-- PROBLEM DETAILS --
Copy each line of the records that holds the string "properties".

BEGIN EXERCISE DATA

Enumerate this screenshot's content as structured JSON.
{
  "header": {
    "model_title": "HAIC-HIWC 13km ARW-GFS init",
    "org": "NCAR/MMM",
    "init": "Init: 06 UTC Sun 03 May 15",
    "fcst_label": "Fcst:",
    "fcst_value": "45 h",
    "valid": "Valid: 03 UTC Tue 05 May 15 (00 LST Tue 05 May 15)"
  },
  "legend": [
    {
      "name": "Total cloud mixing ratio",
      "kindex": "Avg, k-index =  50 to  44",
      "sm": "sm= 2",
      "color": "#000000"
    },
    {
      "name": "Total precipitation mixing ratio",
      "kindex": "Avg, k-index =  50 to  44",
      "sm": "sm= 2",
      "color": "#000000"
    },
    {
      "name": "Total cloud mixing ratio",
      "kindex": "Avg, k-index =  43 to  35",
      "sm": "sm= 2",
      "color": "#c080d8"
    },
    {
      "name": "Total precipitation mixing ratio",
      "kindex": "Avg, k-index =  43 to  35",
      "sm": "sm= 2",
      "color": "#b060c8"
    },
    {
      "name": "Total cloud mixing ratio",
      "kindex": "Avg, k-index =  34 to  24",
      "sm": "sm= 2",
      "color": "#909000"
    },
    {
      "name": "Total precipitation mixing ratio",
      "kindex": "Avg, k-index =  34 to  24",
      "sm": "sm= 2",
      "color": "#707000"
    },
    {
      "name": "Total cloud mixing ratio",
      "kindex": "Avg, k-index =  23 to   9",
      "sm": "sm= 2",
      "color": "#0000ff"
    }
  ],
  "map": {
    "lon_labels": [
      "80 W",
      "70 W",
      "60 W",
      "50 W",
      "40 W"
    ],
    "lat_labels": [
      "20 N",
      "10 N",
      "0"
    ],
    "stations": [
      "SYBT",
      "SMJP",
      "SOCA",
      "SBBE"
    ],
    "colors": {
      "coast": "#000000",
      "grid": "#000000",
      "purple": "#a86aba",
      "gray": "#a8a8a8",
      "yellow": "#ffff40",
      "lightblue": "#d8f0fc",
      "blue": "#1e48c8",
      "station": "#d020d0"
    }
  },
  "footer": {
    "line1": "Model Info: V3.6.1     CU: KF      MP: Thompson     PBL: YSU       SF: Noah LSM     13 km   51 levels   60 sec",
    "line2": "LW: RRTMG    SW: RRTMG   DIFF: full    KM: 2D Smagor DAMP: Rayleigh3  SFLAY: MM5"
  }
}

END EXERCISE DATA
BEGIN EXERCISE DATA

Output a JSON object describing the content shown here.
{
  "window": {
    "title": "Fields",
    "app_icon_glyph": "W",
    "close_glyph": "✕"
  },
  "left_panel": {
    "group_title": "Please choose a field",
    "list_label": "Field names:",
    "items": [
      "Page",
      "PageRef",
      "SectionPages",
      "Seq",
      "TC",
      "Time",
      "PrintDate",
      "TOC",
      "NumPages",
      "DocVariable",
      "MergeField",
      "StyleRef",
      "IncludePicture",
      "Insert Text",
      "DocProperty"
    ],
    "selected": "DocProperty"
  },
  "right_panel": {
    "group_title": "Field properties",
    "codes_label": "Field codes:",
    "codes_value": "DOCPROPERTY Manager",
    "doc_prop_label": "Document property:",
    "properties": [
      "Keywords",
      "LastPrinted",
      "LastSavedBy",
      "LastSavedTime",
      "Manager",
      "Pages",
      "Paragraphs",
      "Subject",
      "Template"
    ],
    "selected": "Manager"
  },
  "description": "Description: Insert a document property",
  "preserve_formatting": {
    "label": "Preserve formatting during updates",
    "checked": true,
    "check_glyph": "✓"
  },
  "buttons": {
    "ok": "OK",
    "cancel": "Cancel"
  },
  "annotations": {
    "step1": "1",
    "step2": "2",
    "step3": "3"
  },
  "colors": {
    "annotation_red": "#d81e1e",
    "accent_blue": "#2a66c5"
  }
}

END EXERCISE DATA

-- COMPLETED EXERCISE --
    "group_title": "Field properties",
    "properties": [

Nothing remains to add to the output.